REQUIREMENT: Produce a word-for-word copy of the listing below without its pictures.

PROVIDED ENTRIES:
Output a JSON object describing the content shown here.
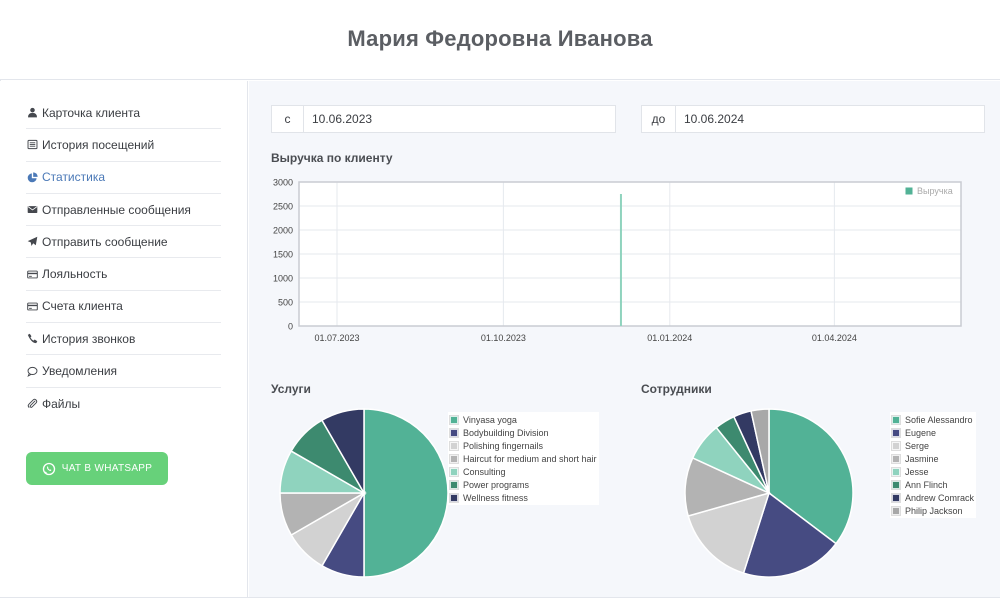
{
  "header": {
    "title": "Мария Федоровна Иванова"
  },
  "sidebar": {
    "items": [
      {
        "label": "Карточка клиента",
        "icon": "user-icon",
        "active": false
      },
      {
        "label": "История посещений",
        "icon": "list-icon",
        "active": false
      },
      {
        "label": "Статистика",
        "icon": "pie-chart-icon",
        "active": true
      },
      {
        "label": "Отправленные сообщения",
        "icon": "envelope-icon",
        "active": false
      },
      {
        "label": "Отправить сообщение",
        "icon": "paper-plane-icon",
        "active": false
      },
      {
        "label": "Лояльность",
        "icon": "card-icon",
        "active": false
      },
      {
        "label": "Счета клиента",
        "icon": "card-icon",
        "active": false
      },
      {
        "label": "История звонков",
        "icon": "phone-icon",
        "active": false
      },
      {
        "label": "Уведомления",
        "icon": "comment-icon",
        "active": false
      },
      {
        "label": "Файлы",
        "icon": "paperclip-icon",
        "active": false
      }
    ],
    "whatsapp_label": "ЧАТ В WHATSAPP"
  },
  "filters": {
    "from_prefix": "с",
    "from_value": "10.06.2023",
    "to_prefix": "до",
    "to_value": "10.06.2024"
  },
  "revenue": {
    "title": "Выручка по клиенту"
  },
  "services": {
    "title": "Услуги"
  },
  "staff": {
    "title": "Сотрудники"
  },
  "colors": {
    "accent": "#4b79b7",
    "whatsapp": "#67d17a",
    "revenue_line": "#8fd3be"
  },
  "chart_data": [
    {
      "type": "line",
      "legend_position": "top-right",
      "series": [
        {
          "name": "Выручка",
          "x": [
            "2023-12-05"
          ],
          "values": [
            2750
          ]
        }
      ],
      "x_ticks": [
        "01.07.2023",
        "01.10.2023",
        "01.01.2024",
        "01.04.2024"
      ],
      "x_tick_dates": [
        "2023-07-01",
        "2023-10-01",
        "2024-01-01",
        "2024-04-01"
      ],
      "xlim": [
        "2023-06-10",
        "2024-06-10"
      ],
      "ylim": [
        0,
        3000
      ],
      "y_ticks": [
        0,
        500,
        1000,
        1500,
        2000,
        2500,
        3000
      ],
      "grid": true
    },
    {
      "type": "pie",
      "legend_position": "right",
      "categories": [
        "Vinyasa yoga",
        "Bodybuilding Division",
        "Polishing fingernails",
        "Haircut for medium and short hair",
        "Consulting",
        "Power programs",
        "Wellness fitness"
      ],
      "values": [
        50,
        8.33,
        8.33,
        8.33,
        8.33,
        8.34,
        8.34
      ],
      "colors": [
        "#52b296",
        "#464b82",
        "#d2d2d2",
        "#b3b3b3",
        "#8fd3be",
        "#3d8a6f",
        "#333a63"
      ]
    },
    {
      "type": "pie",
      "legend_position": "right",
      "categories": [
        "Sofie Alessandro",
        "Eugene",
        "Serge",
        "Jasmine",
        "Jesse",
        "Ann Flinch",
        "Andrew Comrack",
        "Philip Jackson"
      ],
      "values": [
        36,
        20,
        16,
        11.5,
        7.5,
        4,
        3.5,
        3.5
      ],
      "colors": [
        "#52b296",
        "#464b82",
        "#d2d2d2",
        "#b3b3b3",
        "#8fd3be",
        "#3d8a6f",
        "#333a63",
        "#a8a8a8"
      ]
    }
  ]
}
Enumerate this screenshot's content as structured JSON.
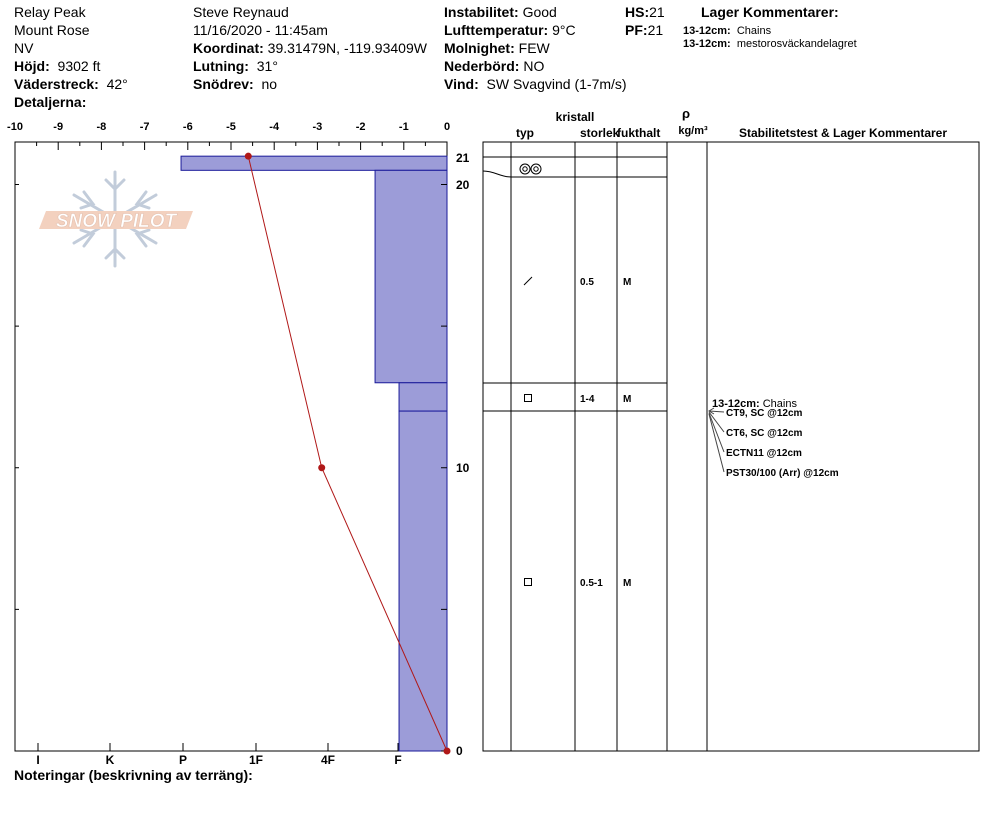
{
  "header": {
    "site": "Relay Peak",
    "range": "Mount Rose",
    "state": "NV",
    "elevation_label": "Höjd:",
    "elevation_value": "9302 ft",
    "aspect_label": "Väderstreck:",
    "aspect_value": "42°",
    "details_label": "Detaljerna:",
    "observer": "Steve Reynaud",
    "datetime": "11/16/2020 - 11:45am",
    "coord_label": "Koordinat:",
    "coord_value": "39.31479N, -119.93409W",
    "slope_label": "Lutning:",
    "slope_value": "31°",
    "drift_label": "Snödrev:",
    "drift_value": "no",
    "instability_label": "Instabilitet:",
    "instability_value": "Good",
    "airtemp_label": "Lufttemperatur:",
    "airtemp_value": "9°C",
    "sky_label": "Molnighet:",
    "sky_value": "FEW",
    "precip_label": "Nederbörd:",
    "precip_value": "NO",
    "wind_label": "Vind:",
    "wind_value": "SW Svagvind (1-7m/s)",
    "hs_label": "HS:",
    "hs_value": "21",
    "pf_label": "PF:",
    "pf_value": "21",
    "layer_comments_title": "Lager Kommentarer:",
    "layer_comments": [
      {
        "depth": "13-12cm:",
        "text": "Chains"
      },
      {
        "depth": "13-12cm:",
        "text": "mestorosväckandelagret"
      }
    ]
  },
  "logo": {
    "text": "SNOW PILOT"
  },
  "footer": {
    "notes_label": "Noteringar (beskrivning av terräng):"
  },
  "table": {
    "kristall": "kristall",
    "typ": "typ",
    "storlek": "storlek",
    "fukthalt": "fukthalt",
    "rho": "ρ",
    "rho_unit": "kg/m³",
    "comments": "Stabilitetstest & Lager Kommentarer",
    "rows": [
      {
        "size": "0.5",
        "moisture": "M",
        "icon": "decomposing-fragments-icon"
      },
      {
        "size": "1-4",
        "moisture": "M",
        "icon": "faceted-crystals-icon"
      },
      {
        "size": "0.5-1",
        "moisture": "M",
        "icon": "faceted-crystals-icon"
      }
    ],
    "top_icon": "melt-forms-icon",
    "stability_title_depth": "13-12cm:",
    "stability_title_text": "Chains",
    "stability_tests": [
      "CT9, SC @12cm",
      "CT6, SC @12cm",
      "ECTN11 @12cm",
      "PST30/100 (Arr) @12cm"
    ]
  },
  "chart_data": {
    "type": "area",
    "temp_axis": {
      "ticks": [
        "-10",
        "-9",
        "-8",
        "-7",
        "-6",
        "-5",
        "-4",
        "-3",
        "-2",
        "-1",
        "0"
      ],
      "range": [
        -10,
        0
      ]
    },
    "hardness_axis": {
      "ticks": [
        "I",
        "K",
        "P",
        "1F",
        "4F",
        "F"
      ]
    },
    "depth_axis": {
      "range": [
        0,
        21.5
      ],
      "labels": [
        "21",
        "20",
        "10",
        "0"
      ]
    },
    "layers": [
      {
        "top": 21,
        "bottom": 20.5,
        "hardness_index": 6.1
      },
      {
        "top": 20.5,
        "bottom": 13,
        "hardness_index": 1.65
      },
      {
        "top": 13,
        "bottom": 12,
        "hardness_index": 1.1
      },
      {
        "top": 12,
        "bottom": 0,
        "hardness_index": 1.1
      }
    ],
    "temperature_profile": [
      {
        "depth": 21,
        "temp": -4.6
      },
      {
        "depth": 10,
        "temp": -2.9
      },
      {
        "depth": 0,
        "temp": 0
      }
    ],
    "colors": {
      "layer_fill": "#9c9cd8",
      "layer_edge": "#1a1a9a",
      "temp_line": "#b01818"
    }
  }
}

TASK OUTPUT:
Output a JSON object describing the content shown here.
{
  "header": {
    "title": "Мария Федоровна Иванова"
  },
  "sidebar": {
    "items": [
      {
        "label": "Карточка клиента",
        "icon": "user-icon",
        "active": false
      },
      {
        "label": "История посещений",
        "icon": "list-icon",
        "active": false
      },
      {
        "label": "Статистика",
        "icon": "pie-chart-icon",
        "active": true
      },
      {
        "label": "Отправленные сообщения",
        "icon": "envelope-icon",
        "active": false
      },
      {
        "label": "Отправить сообщение",
        "icon": "paper-plane-icon",
        "active": false
      },
      {
        "label": "Лояльность",
        "icon": "card-icon",
        "active": false
      },
      {
        "label": "Счета клиента",
        "icon": "card-icon",
        "active": false
      },
      {
        "label": "История звонков",
        "icon": "phone-icon",
        "active": false
      },
      {
        "label": "Уведомления",
        "icon": "comment-icon",
        "active": false
      },
      {
        "label": "Файлы",
        "icon": "paperclip-icon",
        "active": false
      }
    ],
    "whatsapp_label": "ЧАТ В WHATSAPP"
  },
  "filters": {
    "from_prefix": "с",
    "from_value": "10.06.2023",
    "to_prefix": "до",
    "to_value": "10.06.2024"
  },
  "revenue": {
    "title": "Выручка по клиенту"
  },
  "services": {
    "title": "Услуги"
  },
  "staff": {
    "title": "Сотрудники"
  },
  "colors": {
    "accent": "#4b79b7",
    "whatsapp": "#67d17a",
    "revenue_line": "#8fd3be"
  },
  "chart_data": [
    {
      "type": "line",
      "legend_position": "top-right",
      "series": [
        {
          "name": "Выручка",
          "x": [
            "2023-12-05"
          ],
          "values": [
            2750
          ]
        }
      ],
      "x_ticks": [
        "01.07.2023",
        "01.10.2023",
        "01.01.2024",
        "01.04.2024"
      ],
      "x_tick_dates": [
        "2023-07-01",
        "2023-10-01",
        "2024-01-01",
        "2024-04-01"
      ],
      "xlim": [
        "2023-06-10",
        "2024-06-10"
      ],
      "ylim": [
        0,
        3000
      ],
      "y_ticks": [
        0,
        500,
        1000,
        1500,
        2000,
        2500,
        3000
      ],
      "grid": true
    },
    {
      "type": "pie",
      "legend_position": "right",
      "categories": [
        "Vinyasa yoga",
        "Bodybuilding Division",
        "Polishing fingernails",
        "Haircut for medium and short hair",
        "Consulting",
        "Power programs",
        "Wellness fitness"
      ],
      "values": [
        50,
        8.33,
        8.33,
        8.33,
        8.33,
        8.34,
        8.34
      ],
      "colors": [
        "#52b296",
        "#464b82",
        "#d2d2d2",
        "#b3b3b3",
        "#8fd3be",
        "#3d8a6f",
        "#333a63"
      ]
    },
    {
      "type": "pie",
      "legend_position": "right",
      "categories": [
        "Sofie Alessandro",
        "Eugene",
        "Serge",
        "Jasmine",
        "Jesse",
        "Ann Flinch",
        "Andrew Comrack",
        "Philip Jackson"
      ],
      "values": [
        36,
        20,
        16,
        11.5,
        7.5,
        4,
        3.5,
        3.5
      ],
      "colors": [
        "#52b296",
        "#464b82",
        "#d2d2d2",
        "#b3b3b3",
        "#8fd3be",
        "#3d8a6f",
        "#333a63",
        "#a8a8a8"
      ]
    }
  ]
}
Enumerate this screenshot's content as structured JSON.
{
  "header": {
    "site": "Relay Peak",
    "range": "Mount Rose",
    "state": "NV",
    "elevation_label": "Höjd:",
    "elevation_value": "9302 ft",
    "aspect_label": "Väderstreck:",
    "aspect_value": "42°",
    "details_label": "Detaljerna:",
    "observer": "Steve Reynaud",
    "datetime": "11/16/2020 - 11:45am",
    "coord_label": "Koordinat:",
    "coord_value": "39.31479N, -119.93409W",
    "slope_label": "Lutning:",
    "slope_value": "31°",
    "drift_label": "Snödrev:",
    "drift_value": "no",
    "instability_label": "Instabilitet:",
    "instability_value": "Good",
    "airtemp_label": "Lufttemperatur:",
    "airtemp_value": "9°C",
    "sky_label": "Molnighet:",
    "sky_value": "FEW",
    "precip_label": "Nederbörd:",
    "precip_value": "NO",
    "wind_label": "Vind:",
    "wind_value": "SW Svagvind (1-7m/s)",
    "hs_label": "HS:",
    "hs_value": "21",
    "pf_label": "PF:",
    "pf_value": "21",
    "layer_comments_title": "Lager Kommentarer:",
    "layer_comments": [
      {
        "depth": "13-12cm:",
        "text": "Chains"
      },
      {
        "depth": "13-12cm:",
        "text": "mestorosväckandelagret"
      }
    ]
  },
  "logo": {
    "text": "SNOW PILOT"
  },
  "footer": {
    "notes_label": "Noteringar (beskrivning av terräng):"
  },
  "table": {
    "kristall": "kristall",
    "typ": "typ",
    "storlek": "storlek",
    "fukthalt": "fukthalt",
    "rho": "ρ",
    "rho_unit": "kg/m³",
    "comments": "Stabilitetstest & Lager Kommentarer",
    "rows": [
      {
        "size": "0.5",
        "moisture": "M",
        "icon": "decomposing-fragments-icon"
      },
      {
        "size": "1-4",
        "moisture": "M",
        "icon": "faceted-crystals-icon"
      },
      {
        "size": "0.5-1",
        "moisture": "M",
        "icon": "faceted-crystals-icon"
      }
    ],
    "top_icon": "melt-forms-icon",
    "stability_title_depth": "13-12cm:",
    "stability_title_text": "Chains",
    "stability_tests": [
      "CT9, SC @12cm",
      "CT6, SC @12cm",
      "ECTN11 @12cm",
      "PST30/100 (Arr) @12cm"
    ]
  },
  "chart_data": {
    "type": "area",
    "temp_axis": {
      "ticks": [
        "-10",
        "-9",
        "-8",
        "-7",
        "-6",
        "-5",
        "-4",
        "-3",
        "-2",
        "-1",
        "0"
      ],
      "range": [
        -10,
        0
      ]
    },
    "hardness_axis": {
      "ticks": [
        "I",
        "K",
        "P",
        "1F",
        "4F",
        "F"
      ]
    },
    "depth_axis": {
      "range": [
        0,
        21.5
      ],
      "labels": [
        "21",
        "20",
        "10",
        "0"
      ]
    },
    "layers": [
      {
        "top": 21,
        "bottom": 20.5,
        "hardness_index": 6.1
      },
      {
        "top": 20.5,
        "bottom": 13,
        "hardness_index": 1.65
      },
      {
        "top": 13,
        "bottom": 12,
        "hardness_index": 1.1
      },
      {
        "top": 12,
        "bottom": 0,
        "hardness_index": 1.1
      }
    ],
    "temperature_profile": [
      {
        "depth": 21,
        "temp": -4.6
      },
      {
        "depth": 10,
        "temp": -2.9
      },
      {
        "depth": 0,
        "temp": 0
      }
    ],
    "colors": {
      "layer_fill": "#9c9cd8",
      "layer_edge": "#1a1a9a",
      "temp_line": "#b01818"
    }
  }
}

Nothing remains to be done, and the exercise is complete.